TASK BRIEF: Gather each line of the records where "durch" appears.

SOURCE RECORDS:
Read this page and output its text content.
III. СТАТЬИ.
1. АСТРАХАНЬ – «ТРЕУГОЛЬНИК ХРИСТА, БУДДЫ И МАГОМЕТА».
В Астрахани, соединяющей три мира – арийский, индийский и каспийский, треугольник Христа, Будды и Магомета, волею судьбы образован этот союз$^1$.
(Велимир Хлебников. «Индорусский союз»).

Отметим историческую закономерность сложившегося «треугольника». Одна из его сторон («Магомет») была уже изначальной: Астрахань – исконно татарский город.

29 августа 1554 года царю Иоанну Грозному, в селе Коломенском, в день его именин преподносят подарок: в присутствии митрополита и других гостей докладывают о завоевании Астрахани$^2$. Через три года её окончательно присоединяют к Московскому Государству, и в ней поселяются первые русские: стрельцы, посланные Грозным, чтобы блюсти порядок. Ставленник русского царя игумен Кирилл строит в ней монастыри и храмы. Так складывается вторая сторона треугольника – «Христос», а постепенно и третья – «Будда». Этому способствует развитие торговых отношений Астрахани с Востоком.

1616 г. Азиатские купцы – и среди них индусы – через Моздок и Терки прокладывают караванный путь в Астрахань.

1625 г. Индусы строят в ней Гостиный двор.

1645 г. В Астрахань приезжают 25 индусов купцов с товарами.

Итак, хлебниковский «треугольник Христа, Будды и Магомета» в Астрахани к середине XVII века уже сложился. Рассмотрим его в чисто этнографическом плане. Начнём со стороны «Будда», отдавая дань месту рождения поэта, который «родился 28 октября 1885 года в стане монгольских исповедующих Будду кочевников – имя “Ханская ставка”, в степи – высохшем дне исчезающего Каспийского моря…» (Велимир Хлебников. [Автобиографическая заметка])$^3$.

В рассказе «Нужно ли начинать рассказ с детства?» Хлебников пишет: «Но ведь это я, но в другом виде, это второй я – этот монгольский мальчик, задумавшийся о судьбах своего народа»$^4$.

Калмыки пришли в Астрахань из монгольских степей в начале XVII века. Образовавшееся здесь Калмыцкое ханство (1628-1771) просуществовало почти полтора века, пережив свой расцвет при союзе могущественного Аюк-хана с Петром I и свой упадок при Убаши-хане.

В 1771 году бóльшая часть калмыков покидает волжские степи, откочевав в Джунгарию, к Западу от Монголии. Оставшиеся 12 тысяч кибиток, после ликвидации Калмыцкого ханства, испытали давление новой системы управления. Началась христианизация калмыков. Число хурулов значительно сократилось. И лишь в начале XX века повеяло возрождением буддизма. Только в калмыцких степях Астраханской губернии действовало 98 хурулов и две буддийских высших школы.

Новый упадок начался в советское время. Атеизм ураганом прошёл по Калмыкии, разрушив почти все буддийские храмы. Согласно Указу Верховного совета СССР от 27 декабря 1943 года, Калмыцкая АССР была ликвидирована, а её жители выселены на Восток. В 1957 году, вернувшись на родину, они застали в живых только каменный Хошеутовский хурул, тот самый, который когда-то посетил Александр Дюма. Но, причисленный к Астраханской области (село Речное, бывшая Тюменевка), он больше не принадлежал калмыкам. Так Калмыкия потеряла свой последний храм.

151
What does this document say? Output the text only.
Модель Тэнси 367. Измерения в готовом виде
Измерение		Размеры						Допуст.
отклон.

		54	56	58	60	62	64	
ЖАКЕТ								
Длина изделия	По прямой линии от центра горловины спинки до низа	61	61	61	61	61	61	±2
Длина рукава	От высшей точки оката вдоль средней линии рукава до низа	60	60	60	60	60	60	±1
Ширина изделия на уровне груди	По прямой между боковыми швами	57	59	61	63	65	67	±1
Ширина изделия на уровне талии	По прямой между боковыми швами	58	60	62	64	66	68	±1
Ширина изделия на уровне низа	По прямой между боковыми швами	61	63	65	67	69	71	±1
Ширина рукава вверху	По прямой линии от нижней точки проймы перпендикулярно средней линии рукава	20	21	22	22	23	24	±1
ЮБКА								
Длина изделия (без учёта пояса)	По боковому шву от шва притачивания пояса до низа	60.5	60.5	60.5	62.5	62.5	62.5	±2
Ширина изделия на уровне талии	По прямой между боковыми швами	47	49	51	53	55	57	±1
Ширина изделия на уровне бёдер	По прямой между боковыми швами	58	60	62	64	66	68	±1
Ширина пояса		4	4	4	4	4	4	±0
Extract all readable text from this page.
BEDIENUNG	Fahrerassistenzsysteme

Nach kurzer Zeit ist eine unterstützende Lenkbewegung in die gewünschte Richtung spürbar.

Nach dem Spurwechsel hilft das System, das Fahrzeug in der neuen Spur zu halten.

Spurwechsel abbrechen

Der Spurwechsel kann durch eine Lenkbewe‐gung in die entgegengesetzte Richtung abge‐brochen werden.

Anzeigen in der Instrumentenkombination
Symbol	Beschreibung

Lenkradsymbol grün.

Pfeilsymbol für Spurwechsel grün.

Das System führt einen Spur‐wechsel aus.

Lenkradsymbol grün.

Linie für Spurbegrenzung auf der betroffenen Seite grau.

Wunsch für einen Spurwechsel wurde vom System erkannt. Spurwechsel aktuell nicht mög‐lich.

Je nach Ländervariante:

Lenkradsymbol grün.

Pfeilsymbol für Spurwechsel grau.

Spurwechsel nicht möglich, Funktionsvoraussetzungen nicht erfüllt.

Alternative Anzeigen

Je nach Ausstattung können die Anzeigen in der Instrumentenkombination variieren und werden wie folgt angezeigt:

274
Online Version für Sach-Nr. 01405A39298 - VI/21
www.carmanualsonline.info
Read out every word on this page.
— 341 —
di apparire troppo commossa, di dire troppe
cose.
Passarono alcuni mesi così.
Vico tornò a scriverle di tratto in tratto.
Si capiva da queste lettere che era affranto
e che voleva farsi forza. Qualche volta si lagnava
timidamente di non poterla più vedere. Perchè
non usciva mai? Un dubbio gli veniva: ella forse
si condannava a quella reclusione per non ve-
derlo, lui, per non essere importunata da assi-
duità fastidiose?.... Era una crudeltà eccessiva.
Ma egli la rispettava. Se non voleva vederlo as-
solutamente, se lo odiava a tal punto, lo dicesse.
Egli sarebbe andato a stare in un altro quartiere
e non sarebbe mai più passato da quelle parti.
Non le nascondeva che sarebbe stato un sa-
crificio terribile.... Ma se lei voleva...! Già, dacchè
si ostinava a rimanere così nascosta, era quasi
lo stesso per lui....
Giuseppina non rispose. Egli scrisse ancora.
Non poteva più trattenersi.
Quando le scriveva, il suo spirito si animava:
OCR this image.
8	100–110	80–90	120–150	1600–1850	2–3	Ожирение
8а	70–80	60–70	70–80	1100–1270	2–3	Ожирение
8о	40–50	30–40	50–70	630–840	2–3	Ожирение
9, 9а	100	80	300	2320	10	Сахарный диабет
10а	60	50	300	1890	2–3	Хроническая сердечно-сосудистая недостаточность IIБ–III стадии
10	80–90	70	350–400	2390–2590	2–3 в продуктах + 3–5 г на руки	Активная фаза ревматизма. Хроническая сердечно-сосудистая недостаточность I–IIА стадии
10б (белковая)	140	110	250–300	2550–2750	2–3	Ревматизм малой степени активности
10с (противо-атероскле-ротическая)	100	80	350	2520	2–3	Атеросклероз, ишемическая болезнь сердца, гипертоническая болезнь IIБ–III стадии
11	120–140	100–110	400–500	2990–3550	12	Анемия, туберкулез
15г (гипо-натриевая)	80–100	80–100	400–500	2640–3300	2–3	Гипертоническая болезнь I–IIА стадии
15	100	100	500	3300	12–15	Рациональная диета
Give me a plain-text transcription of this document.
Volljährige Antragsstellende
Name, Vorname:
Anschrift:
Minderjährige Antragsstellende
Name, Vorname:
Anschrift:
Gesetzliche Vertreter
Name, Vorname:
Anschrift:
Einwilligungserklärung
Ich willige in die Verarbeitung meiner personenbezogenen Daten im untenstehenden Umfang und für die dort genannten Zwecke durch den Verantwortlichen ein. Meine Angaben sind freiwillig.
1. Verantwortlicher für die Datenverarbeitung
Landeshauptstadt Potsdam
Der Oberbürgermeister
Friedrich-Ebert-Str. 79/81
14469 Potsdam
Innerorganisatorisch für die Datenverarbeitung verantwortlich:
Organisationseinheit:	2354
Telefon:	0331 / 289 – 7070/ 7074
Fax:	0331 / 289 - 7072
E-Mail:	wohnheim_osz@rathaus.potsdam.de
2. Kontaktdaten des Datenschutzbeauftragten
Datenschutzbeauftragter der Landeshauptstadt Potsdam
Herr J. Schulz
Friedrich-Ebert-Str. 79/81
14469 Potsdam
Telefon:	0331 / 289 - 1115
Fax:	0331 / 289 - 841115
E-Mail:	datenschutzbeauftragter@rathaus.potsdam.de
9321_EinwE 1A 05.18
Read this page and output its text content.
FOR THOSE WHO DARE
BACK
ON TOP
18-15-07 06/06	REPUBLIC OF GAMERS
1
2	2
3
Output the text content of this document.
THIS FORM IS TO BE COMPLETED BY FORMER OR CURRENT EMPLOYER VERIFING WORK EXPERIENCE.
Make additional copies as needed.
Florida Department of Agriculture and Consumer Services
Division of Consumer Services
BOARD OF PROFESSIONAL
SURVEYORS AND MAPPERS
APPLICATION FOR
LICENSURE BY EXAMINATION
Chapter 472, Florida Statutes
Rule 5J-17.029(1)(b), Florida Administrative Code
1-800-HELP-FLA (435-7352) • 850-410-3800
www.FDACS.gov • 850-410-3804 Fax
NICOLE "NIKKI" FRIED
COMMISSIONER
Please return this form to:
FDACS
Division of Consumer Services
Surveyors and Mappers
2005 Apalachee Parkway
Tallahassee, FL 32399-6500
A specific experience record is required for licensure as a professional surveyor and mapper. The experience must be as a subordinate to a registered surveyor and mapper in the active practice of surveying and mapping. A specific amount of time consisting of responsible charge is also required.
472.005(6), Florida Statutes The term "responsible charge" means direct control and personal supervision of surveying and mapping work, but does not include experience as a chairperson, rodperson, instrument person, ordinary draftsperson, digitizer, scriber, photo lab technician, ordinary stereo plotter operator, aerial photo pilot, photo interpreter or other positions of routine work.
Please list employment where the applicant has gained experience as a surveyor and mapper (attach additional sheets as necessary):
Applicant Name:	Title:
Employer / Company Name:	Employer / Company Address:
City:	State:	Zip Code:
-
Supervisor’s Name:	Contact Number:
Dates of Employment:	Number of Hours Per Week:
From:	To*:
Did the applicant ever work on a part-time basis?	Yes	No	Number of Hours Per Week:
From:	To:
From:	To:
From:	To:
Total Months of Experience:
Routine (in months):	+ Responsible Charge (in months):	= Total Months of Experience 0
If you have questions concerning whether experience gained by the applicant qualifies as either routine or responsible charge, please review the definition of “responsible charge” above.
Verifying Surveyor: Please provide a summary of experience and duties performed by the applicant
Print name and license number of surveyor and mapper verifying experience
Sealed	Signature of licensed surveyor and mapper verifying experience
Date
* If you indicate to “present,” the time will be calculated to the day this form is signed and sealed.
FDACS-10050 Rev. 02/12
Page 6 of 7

OUTPUT BELOW:
Der Spurwechsel kann durch eine Lenkbewe‐gung in die entgegengesetzte Richtung abge‐brochen werden.
Ich willige in die Verarbeitung meiner personenbezogenen Daten im untenstehenden Umfang und für die dort genannten Zwecke durch den Verantwortlichen ein. Meine Angaben sind freiwillig.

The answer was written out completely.